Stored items
— Begin —

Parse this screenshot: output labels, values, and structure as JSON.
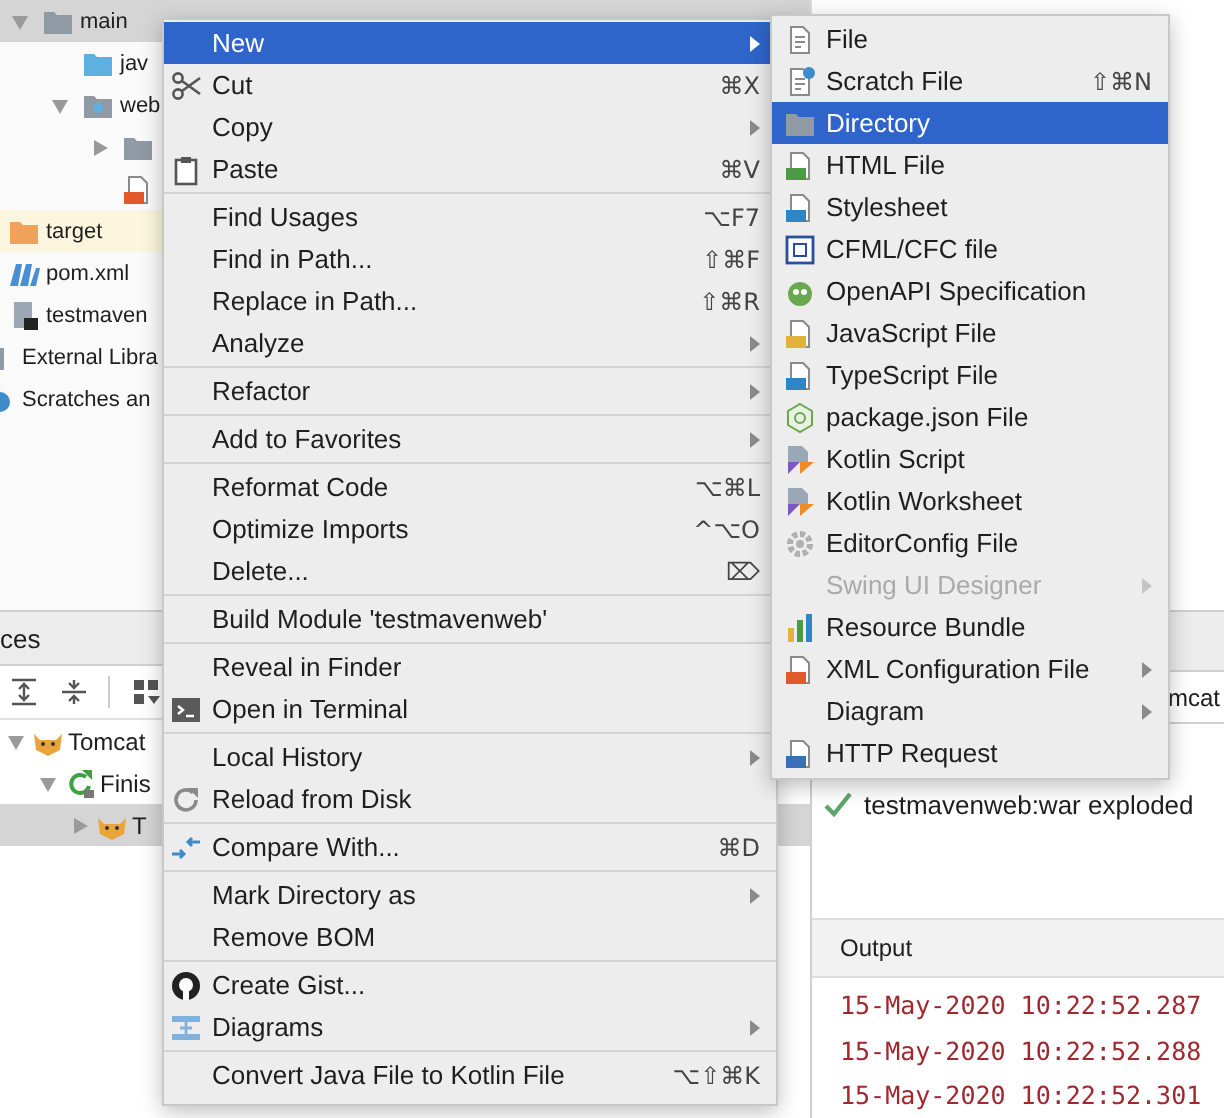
{
  "project_tree": {
    "items": [
      {
        "label": "main",
        "kind": "folder",
        "selected": true,
        "expanded": true,
        "children": [
          {
            "label": "jav",
            "kind": "source-folder",
            "selected": false
          },
          {
            "label": "web",
            "kind": "web-folder",
            "selected": false,
            "expanded": true,
            "children": [
              {
                "kind": "folder",
                "selected": false,
                "expanded": false
              },
              {
                "kind": "jsp",
                "selected": false
              }
            ]
          }
        ]
      },
      {
        "label": "target",
        "kind": "excluded-folder",
        "selected": false
      },
      {
        "label": "pom.xml",
        "kind": "maven",
        "selected": false
      },
      {
        "label": "testmaven",
        "kind": "iml",
        "selected": false
      },
      {
        "label": "External Libra",
        "kind": "library",
        "selected": false
      },
      {
        "label": "Scratches an",
        "kind": "scratches",
        "selected": false
      }
    ]
  },
  "services": {
    "title": "ces",
    "items": [
      {
        "label": "Tomcat",
        "kind": "tomcat",
        "selected": false,
        "expanded": true,
        "children": [
          {
            "label": "Finis",
            "kind": "restart",
            "selected": false,
            "expanded": true,
            "children": [
              {
                "label": "T",
                "kind": "tomcat",
                "selected": true,
                "expanded": false
              }
            ]
          }
        ]
      }
    ]
  },
  "run_panel": {
    "tab": "mcat",
    "deployment": {
      "label": "testmavenweb:war exploded",
      "deployed": true
    },
    "output_title": "Output",
    "log_lines": [
      "15-May-2020 10:22:52.287",
      "15-May-2020 10:22:52.288",
      "15-May-2020 10:22:52.301"
    ]
  },
  "context_menu": {
    "sections": [
      {
        "items": [
          {
            "label": "New",
            "selected": true,
            "submenu": true
          },
          {
            "label": "Cut",
            "shortcut": "⌘X",
            "selected": false
          },
          {
            "label": "Copy",
            "selected": false,
            "submenu": true
          },
          {
            "label": "Paste",
            "shortcut": "⌘V",
            "selected": false
          }
        ]
      },
      {
        "items": [
          {
            "label": "Find Usages",
            "shortcut": "⌥F7",
            "selected": false
          },
          {
            "label": "Find in Path...",
            "shortcut": "⇧⌘F",
            "selected": false
          },
          {
            "label": "Replace in Path...",
            "shortcut": "⇧⌘R",
            "selected": false
          },
          {
            "label": "Analyze",
            "selected": false,
            "submenu": true
          }
        ]
      },
      {
        "items": [
          {
            "label": "Refactor",
            "selected": false,
            "submenu": true
          }
        ]
      },
      {
        "items": [
          {
            "label": "Add to Favorites",
            "selected": false,
            "submenu": true
          }
        ]
      },
      {
        "items": [
          {
            "label": "Reformat Code",
            "shortcut": "⌥⌘L",
            "selected": false
          },
          {
            "label": "Optimize Imports",
            "shortcut": "^⌥O",
            "selected": false
          },
          {
            "label": "Delete...",
            "shortcut": "⌦",
            "selected": false
          }
        ]
      },
      {
        "items": [
          {
            "label": "Build Module 'testmavenweb'",
            "selected": false
          }
        ]
      },
      {
        "items": [
          {
            "label": "Reveal in Finder",
            "selected": false
          },
          {
            "label": "Open in Terminal",
            "selected": false
          }
        ]
      },
      {
        "items": [
          {
            "label": "Local History",
            "selected": false,
            "submenu": true
          },
          {
            "label": "Reload from Disk",
            "selected": false
          }
        ]
      },
      {
        "items": [
          {
            "label": "Compare With...",
            "shortcut": "⌘D",
            "selected": false
          }
        ]
      },
      {
        "items": [
          {
            "label": "Mark Directory as",
            "selected": false,
            "submenu": true
          },
          {
            "label": "Remove BOM",
            "selected": false
          }
        ]
      },
      {
        "items": [
          {
            "label": "Create Gist...",
            "selected": false
          },
          {
            "label": "Diagrams",
            "selected": false,
            "submenu": true
          }
        ]
      },
      {
        "items": [
          {
            "label": "Convert Java File to Kotlin File",
            "shortcut": "⌥⇧⌘K",
            "selected": false
          }
        ]
      }
    ]
  },
  "new_submenu": {
    "items": [
      {
        "label": "File",
        "selected": false,
        "disabled": false
      },
      {
        "label": "Scratch File",
        "shortcut": "⇧⌘N",
        "selected": false,
        "disabled": false
      },
      {
        "label": "Directory",
        "selected": true,
        "disabled": false
      },
      {
        "label": "HTML File",
        "selected": false,
        "disabled": false
      },
      {
        "label": "Stylesheet",
        "selected": false,
        "disabled": false
      },
      {
        "label": "CFML/CFC file",
        "selected": false,
        "disabled": false
      },
      {
        "label": "OpenAPI Specification",
        "selected": false,
        "disabled": false
      },
      {
        "label": "JavaScript File",
        "selected": false,
        "disabled": false
      },
      {
        "label": "TypeScript File",
        "selected": false,
        "disabled": false
      },
      {
        "label": "package.json File",
        "selected": false,
        "disabled": false
      },
      {
        "label": "Kotlin Script",
        "selected": false,
        "disabled": false
      },
      {
        "label": "Kotlin Worksheet",
        "selected": false,
        "disabled": false
      },
      {
        "label": "EditorConfig File",
        "selected": false,
        "disabled": false
      },
      {
        "label": "Swing UI Designer",
        "selected": false,
        "disabled": true,
        "submenu": true
      },
      {
        "label": "Resource Bundle",
        "selected": false,
        "disabled": false
      },
      {
        "label": "XML Configuration File",
        "selected": false,
        "disabled": false,
        "submenu": true
      },
      {
        "label": "Diagram",
        "selected": false,
        "disabled": false,
        "submenu": true
      },
      {
        "label": "HTTP Request",
        "selected": false,
        "disabled": false
      }
    ]
  }
}
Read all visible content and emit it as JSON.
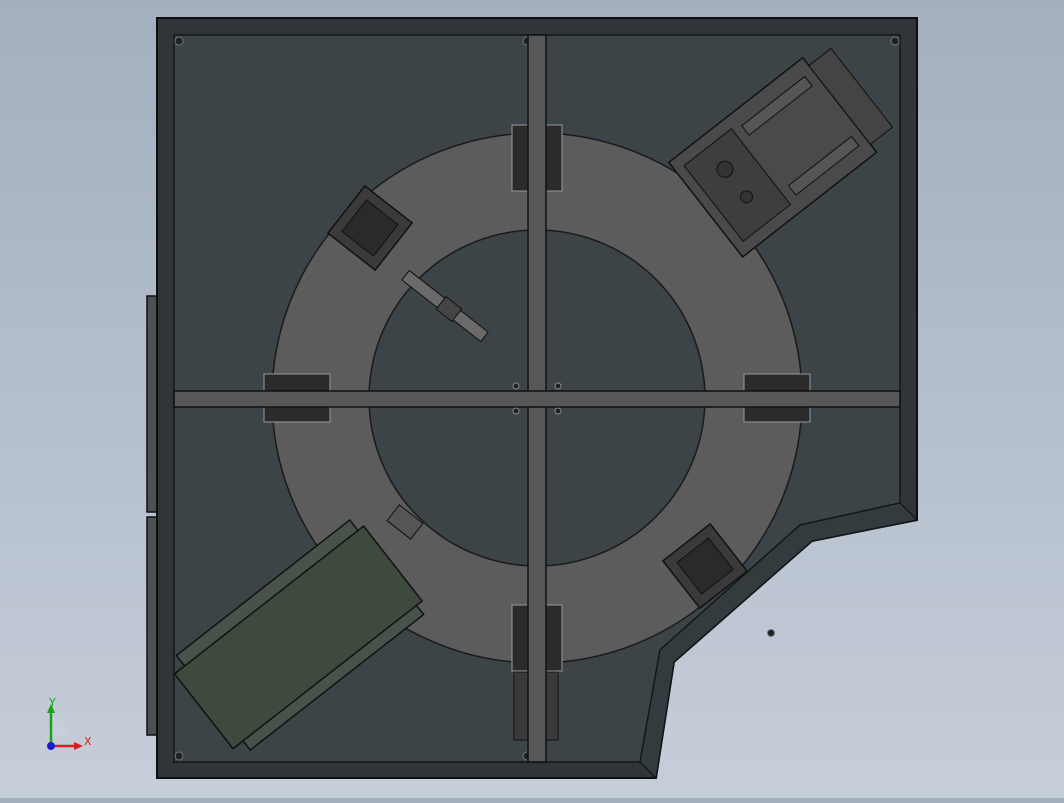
{
  "colors": {
    "background_top": "#a3afbf",
    "background_bottom": "#c6ced9",
    "plate": "#3c4448",
    "plate_border": "#111416",
    "ring": "#5c5c5c",
    "beam": "#555759",
    "module_dark": "#4a4a4a",
    "module_green": "#3e4a3e",
    "axis_x": "#d42020",
    "axis_y": "#1aa01a",
    "axis_z": "#1b1bd0"
  },
  "scene": {
    "description_icon": "cad-model-top-view-icon",
    "view": "top"
  },
  "triad": {
    "x_label": "X",
    "y_label": "Y"
  }
}
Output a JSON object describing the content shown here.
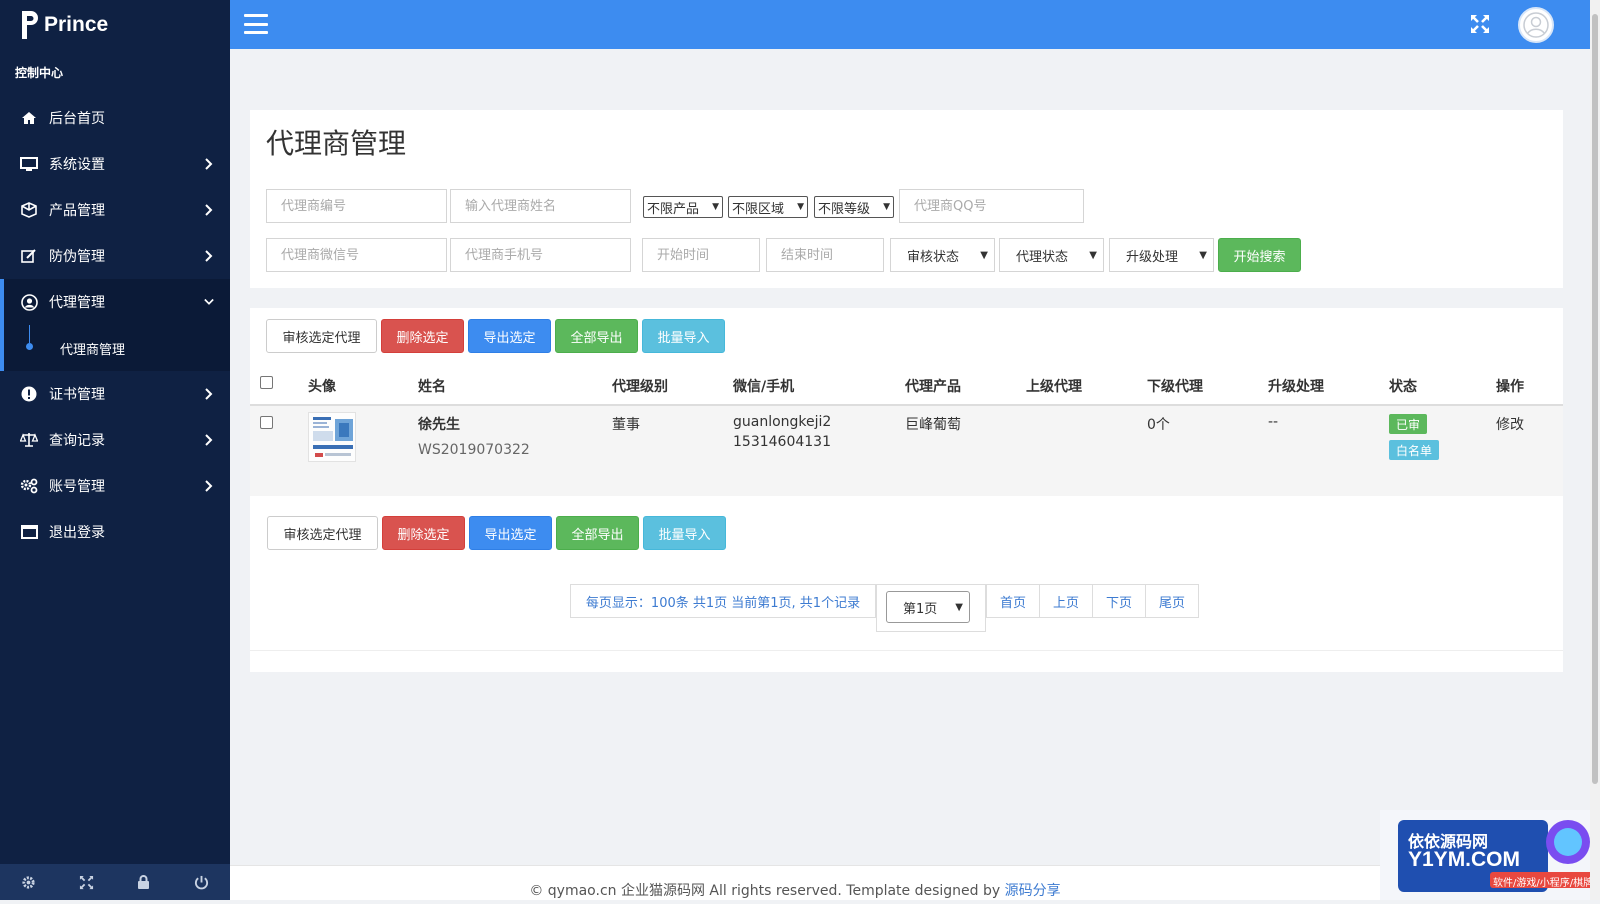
{
  "brand": {
    "name": "Prince"
  },
  "sidebar": {
    "section_title": "控制中心",
    "items": [
      {
        "label": "后台首页",
        "icon": "home-icon",
        "has_children": false
      },
      {
        "label": "系统设置",
        "icon": "monitor-icon",
        "has_children": true
      },
      {
        "label": "产品管理",
        "icon": "cube-icon",
        "has_children": true
      },
      {
        "label": "防伪管理",
        "icon": "edit-icon",
        "has_children": true
      },
      {
        "label": "代理管理",
        "icon": "user-circle-icon",
        "has_children": true,
        "expanded": true
      },
      {
        "label": "证书管理",
        "icon": "exclamation-circle-icon",
        "has_children": true
      },
      {
        "label": "查询记录",
        "icon": "balance-scale-icon",
        "has_children": true
      },
      {
        "label": "账号管理",
        "icon": "cogs-icon",
        "has_children": true
      },
      {
        "label": "退出登录",
        "icon": "window-icon",
        "has_children": false
      }
    ],
    "sub_item": {
      "label": "代理商管理"
    },
    "footer_icons": [
      "gear-icon",
      "expand-icon",
      "lock-icon",
      "power-icon"
    ]
  },
  "topbar": {
    "menu_icon": "hamburger-icon",
    "fullscreen_icon": "expand-icon",
    "avatar_icon": "user-avatar-icon"
  },
  "search": {
    "title": "代理商管理",
    "agent_no_placeholder": "代理商编号",
    "agent_name_placeholder": "输入代理商姓名",
    "product_select": "不限产品",
    "region_select": "不限区域",
    "level_select": "不限等级",
    "qq_placeholder": "代理商QQ号",
    "wechat_placeholder": "代理商微信号",
    "phone_placeholder": "代理商手机号",
    "start_placeholder": "开始时间",
    "end_placeholder": "结束时间",
    "audit_select": "审核状态",
    "agent_status_select": "代理状态",
    "upgrade_select": "升级处理",
    "search_button": "开始搜索"
  },
  "actions": {
    "approve": "审核选定代理",
    "delete": "删除选定",
    "export_selected": "导出选定",
    "export_all": "全部导出",
    "batch_import": "批量导入"
  },
  "table": {
    "headers": [
      "头像",
      "姓名",
      "代理级别",
      "微信/手机",
      "代理产品",
      "上级代理",
      "下级代理",
      "升级处理",
      "状态",
      "操作"
    ],
    "rows": [
      {
        "name": "徐先生",
        "code": "WS2019070322",
        "level": "董事",
        "wechat": "guanlongkeji2",
        "phone": "15314604131",
        "product": "巨峰葡萄",
        "parent": "",
        "children": "0个",
        "upgrade": "--",
        "status_audit": "已审",
        "status_whitelist": "白名单",
        "op": "修改"
      }
    ]
  },
  "pagination": {
    "info": "每页显示：100条 共1页  当前第1页, 共1个记录",
    "page_select": "第1页",
    "first": "首页",
    "prev": "上页",
    "next": "下页",
    "last": "尾页"
  },
  "footer": {
    "text": "© qymao.cn 企业猫源码网 All rights reserved. Template designed by ",
    "link": "源码分享"
  },
  "watermark": {
    "line1": "依依源码网",
    "line2": "Y1YM.COM",
    "line3": "软件/游戏/小程序/棋牌"
  },
  "colors": {
    "sidebar_bg": "#0f2143",
    "topbar_bg": "#3d8cf0",
    "accent": "#3d8cf0",
    "green": "#5cb85c",
    "red": "#d9534f",
    "cyan": "#5bc0de"
  }
}
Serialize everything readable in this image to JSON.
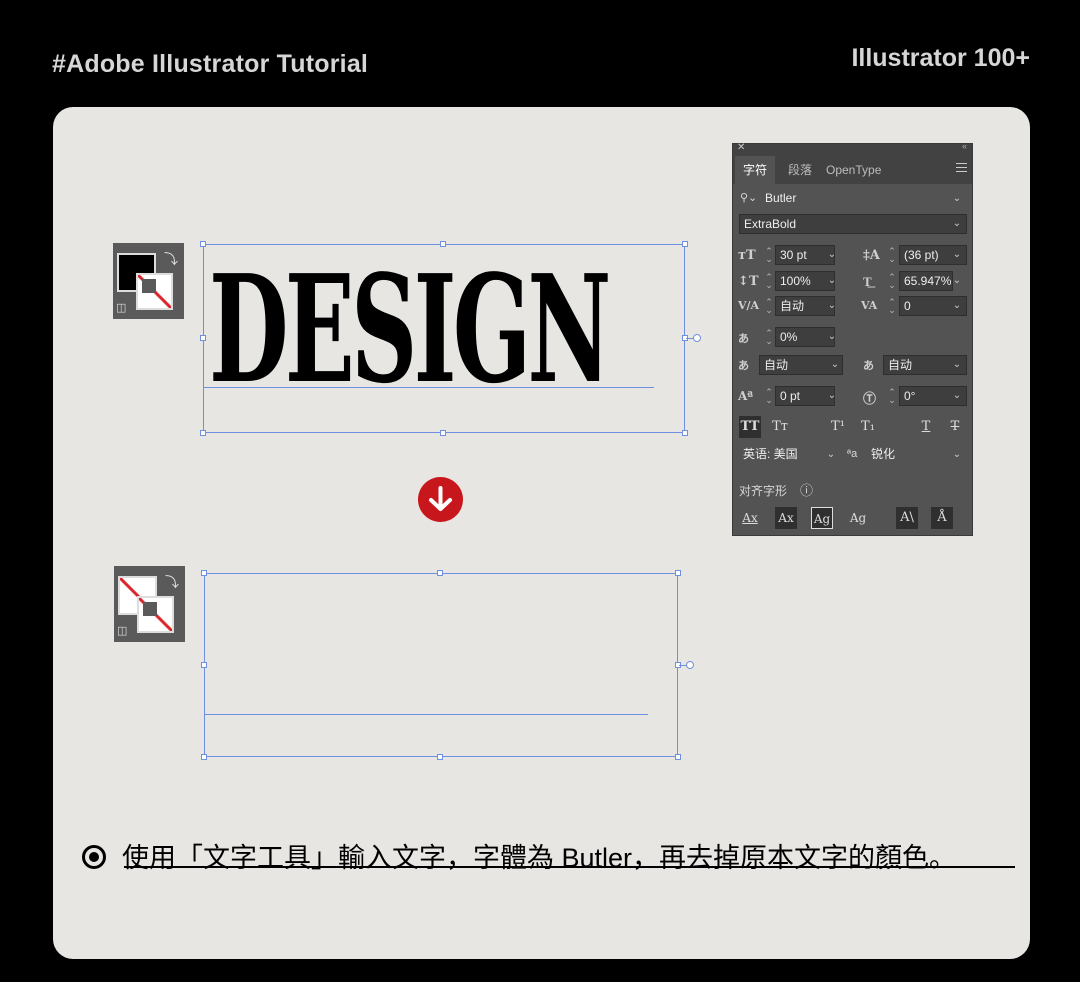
{
  "header": {
    "left_title": "#Adobe Illustrator Tutorial",
    "right_title": "Illustrator 100+"
  },
  "artboard": {
    "sample_text": "DESIGN"
  },
  "character_panel": {
    "tabs": [
      "字符",
      "段落",
      "OpenType"
    ],
    "font_family": "Butler",
    "font_style": "ExtraBold",
    "font_size": "30 pt",
    "leading": "(36 pt)",
    "vertical_scale": "100%",
    "horizontal_scale": "65.947%",
    "kerning": "自动",
    "tracking": "0",
    "tsume": "0%",
    "aki_left": "自动",
    "aki_right": "自动",
    "baseline_shift": "0 pt",
    "rotation": "0°",
    "language": "英语: 美国",
    "anti_alias": "锐化",
    "align_glyph_label": "对齐字形"
  },
  "caption": {
    "text": "使用「文字工具」輸入文字，字體為 Butler，再去掉原本文字的顏色。"
  },
  "colors": {
    "accent_red": "#c8161d",
    "selection_blue": "#6f8fe0",
    "card_bg": "#e8e6e2"
  }
}
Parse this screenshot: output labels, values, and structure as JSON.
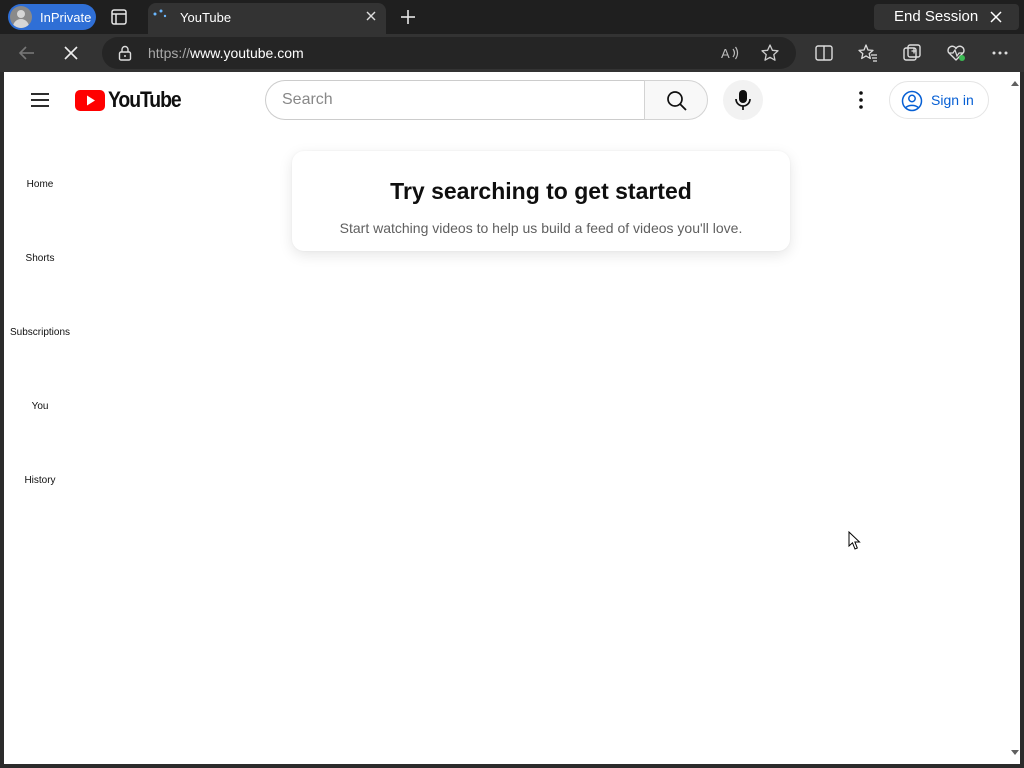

— End —

What this task involves | In the material above, show every line where the word "Path" turns up.

Response to the exercise |
            "label": "Find in Path...",
            "label": "Replace in Path...",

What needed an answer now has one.